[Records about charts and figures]
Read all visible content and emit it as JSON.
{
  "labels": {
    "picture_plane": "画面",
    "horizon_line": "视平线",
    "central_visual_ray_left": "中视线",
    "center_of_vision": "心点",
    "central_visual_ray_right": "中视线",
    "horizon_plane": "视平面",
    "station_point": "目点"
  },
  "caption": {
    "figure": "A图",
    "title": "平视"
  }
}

...

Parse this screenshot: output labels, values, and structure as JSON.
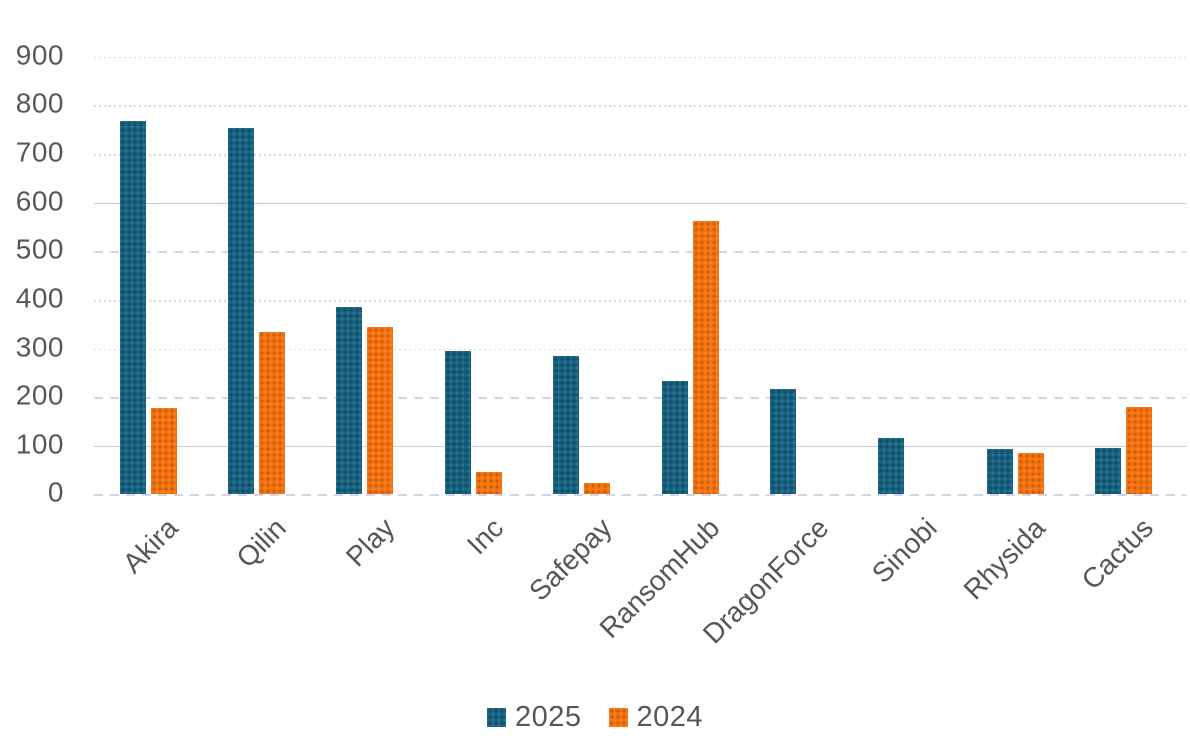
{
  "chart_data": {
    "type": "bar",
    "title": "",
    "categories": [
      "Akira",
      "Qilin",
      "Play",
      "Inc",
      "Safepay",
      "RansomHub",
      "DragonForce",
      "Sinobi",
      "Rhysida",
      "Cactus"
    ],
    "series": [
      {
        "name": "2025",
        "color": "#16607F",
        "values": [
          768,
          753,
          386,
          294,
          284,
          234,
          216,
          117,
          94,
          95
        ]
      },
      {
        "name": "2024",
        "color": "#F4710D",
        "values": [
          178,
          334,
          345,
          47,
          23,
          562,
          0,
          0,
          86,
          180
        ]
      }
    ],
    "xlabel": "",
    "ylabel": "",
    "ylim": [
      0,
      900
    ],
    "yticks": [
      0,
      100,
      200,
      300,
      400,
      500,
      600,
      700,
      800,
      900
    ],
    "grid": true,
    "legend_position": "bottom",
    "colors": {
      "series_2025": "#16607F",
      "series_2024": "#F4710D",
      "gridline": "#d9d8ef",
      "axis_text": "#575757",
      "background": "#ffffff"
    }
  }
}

---

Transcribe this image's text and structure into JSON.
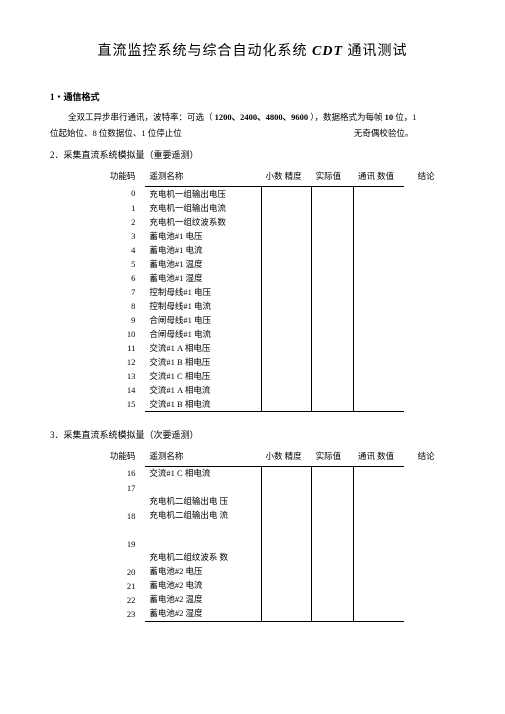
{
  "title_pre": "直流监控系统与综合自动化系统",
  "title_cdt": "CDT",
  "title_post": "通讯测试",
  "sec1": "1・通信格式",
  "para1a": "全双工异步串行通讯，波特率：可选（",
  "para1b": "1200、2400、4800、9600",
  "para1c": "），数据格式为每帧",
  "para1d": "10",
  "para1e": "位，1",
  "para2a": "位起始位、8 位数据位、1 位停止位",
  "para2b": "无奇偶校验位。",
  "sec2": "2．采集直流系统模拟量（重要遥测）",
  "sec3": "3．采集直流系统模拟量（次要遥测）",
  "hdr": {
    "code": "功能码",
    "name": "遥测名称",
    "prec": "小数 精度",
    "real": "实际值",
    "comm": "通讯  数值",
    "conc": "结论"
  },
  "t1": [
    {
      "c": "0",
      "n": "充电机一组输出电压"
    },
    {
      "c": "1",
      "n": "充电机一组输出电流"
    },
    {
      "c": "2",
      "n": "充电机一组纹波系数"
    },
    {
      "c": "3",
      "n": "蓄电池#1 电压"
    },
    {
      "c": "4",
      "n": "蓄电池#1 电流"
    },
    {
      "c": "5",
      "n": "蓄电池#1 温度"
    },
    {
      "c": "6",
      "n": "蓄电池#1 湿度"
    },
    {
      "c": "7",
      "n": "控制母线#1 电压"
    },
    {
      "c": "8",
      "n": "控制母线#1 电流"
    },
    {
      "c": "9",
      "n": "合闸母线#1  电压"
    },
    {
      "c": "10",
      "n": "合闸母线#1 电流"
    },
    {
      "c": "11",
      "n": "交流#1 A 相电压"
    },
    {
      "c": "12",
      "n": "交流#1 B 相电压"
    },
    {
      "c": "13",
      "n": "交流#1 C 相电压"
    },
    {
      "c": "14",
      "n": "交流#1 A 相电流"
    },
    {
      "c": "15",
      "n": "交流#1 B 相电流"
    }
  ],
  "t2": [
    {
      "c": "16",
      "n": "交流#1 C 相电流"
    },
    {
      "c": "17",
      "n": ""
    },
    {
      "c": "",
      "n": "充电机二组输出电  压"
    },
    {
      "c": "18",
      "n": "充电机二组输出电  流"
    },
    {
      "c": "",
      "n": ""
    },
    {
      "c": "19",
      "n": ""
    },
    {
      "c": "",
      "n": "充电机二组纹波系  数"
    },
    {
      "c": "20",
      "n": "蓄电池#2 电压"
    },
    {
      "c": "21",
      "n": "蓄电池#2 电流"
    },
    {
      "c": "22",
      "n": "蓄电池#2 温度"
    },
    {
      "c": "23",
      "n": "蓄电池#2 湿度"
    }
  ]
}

*REQUIRED WORK:* Gather each line in the data that holds the string "labels".

*EXERCISE SOLUTION:*
  "labels": {
Parse this screenshot: output labels, values, and structure as JSON.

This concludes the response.